■ REQUEST ■
Check every line of the entries that follow, and copy the ones containing "после".

BEGIN

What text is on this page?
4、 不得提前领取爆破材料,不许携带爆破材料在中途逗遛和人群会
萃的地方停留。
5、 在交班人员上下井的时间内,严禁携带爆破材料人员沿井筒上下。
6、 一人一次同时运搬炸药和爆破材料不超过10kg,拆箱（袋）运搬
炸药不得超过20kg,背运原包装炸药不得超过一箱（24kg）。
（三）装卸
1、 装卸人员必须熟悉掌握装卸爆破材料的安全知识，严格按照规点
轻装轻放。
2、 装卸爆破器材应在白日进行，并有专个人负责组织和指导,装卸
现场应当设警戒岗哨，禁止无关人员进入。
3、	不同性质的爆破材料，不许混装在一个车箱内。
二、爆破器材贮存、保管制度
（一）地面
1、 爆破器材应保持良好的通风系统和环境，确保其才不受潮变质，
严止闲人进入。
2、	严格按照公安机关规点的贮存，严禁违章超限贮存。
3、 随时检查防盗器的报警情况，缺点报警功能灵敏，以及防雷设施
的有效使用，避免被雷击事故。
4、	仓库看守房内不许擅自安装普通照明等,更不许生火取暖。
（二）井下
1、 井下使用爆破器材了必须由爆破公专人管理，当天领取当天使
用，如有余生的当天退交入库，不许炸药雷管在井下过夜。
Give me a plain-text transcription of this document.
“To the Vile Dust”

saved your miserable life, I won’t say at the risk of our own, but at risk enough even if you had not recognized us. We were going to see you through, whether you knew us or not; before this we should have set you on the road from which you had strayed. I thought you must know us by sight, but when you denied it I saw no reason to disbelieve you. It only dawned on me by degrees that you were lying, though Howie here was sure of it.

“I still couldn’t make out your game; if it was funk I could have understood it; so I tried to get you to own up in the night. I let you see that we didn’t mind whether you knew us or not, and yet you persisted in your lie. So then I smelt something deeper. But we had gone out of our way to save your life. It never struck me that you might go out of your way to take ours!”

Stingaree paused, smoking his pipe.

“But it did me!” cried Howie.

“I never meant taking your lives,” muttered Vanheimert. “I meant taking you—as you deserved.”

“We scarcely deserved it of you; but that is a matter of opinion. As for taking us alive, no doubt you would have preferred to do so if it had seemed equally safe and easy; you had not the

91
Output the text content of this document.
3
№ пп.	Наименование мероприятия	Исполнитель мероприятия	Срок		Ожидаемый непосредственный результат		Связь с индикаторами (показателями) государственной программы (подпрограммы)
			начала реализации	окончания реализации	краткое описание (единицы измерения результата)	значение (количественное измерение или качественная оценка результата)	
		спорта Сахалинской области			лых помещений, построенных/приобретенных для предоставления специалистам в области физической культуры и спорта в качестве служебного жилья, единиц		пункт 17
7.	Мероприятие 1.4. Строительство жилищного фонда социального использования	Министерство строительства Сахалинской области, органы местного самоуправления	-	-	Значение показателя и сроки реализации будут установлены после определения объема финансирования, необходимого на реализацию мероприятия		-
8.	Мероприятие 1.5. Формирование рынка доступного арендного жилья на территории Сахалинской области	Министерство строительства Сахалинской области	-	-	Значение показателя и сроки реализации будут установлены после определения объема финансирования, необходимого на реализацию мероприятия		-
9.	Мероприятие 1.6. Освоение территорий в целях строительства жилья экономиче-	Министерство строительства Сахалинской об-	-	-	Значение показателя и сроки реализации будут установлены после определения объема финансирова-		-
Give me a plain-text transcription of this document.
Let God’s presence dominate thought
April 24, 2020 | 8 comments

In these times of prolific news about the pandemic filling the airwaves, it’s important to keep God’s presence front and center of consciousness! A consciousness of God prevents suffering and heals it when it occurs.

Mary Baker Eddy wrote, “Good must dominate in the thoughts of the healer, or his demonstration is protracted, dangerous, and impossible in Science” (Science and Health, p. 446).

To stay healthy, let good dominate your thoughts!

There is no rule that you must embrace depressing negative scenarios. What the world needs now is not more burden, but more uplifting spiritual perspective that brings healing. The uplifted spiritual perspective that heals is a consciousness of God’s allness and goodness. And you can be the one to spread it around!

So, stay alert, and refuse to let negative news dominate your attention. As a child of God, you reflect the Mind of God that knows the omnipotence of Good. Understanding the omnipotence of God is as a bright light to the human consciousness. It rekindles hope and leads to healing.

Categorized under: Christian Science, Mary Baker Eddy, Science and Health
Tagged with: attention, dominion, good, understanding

END

■ THE OUTPUT ■
7.	Мероприятие 1.4. Строительство жилищного фонда социального использования	Министерство строительства Сахалинской области, органы местного самоуправления	-	-	Значение показателя и сроки реализации будут установлены после определения объема финансирования, необходимого на реализацию мероприятия		-
8.	Мероприятие 1.5. Формирование рынка доступного арендного жилья на территории Сахалинской области	Министерство строительства Сахалинской области	-	-	Значение показателя и сроки реализации будут установлены после определения объема финансирования, необходимого на реализацию мероприятия		-
9.	Мероприятие 1.6. Освоение территорий в целях строительства жилья экономиче-	Министерство строительства Сахалинской об-	-	-	Значение показателя и сроки реализации будут установлены после определения объема финансирова-		-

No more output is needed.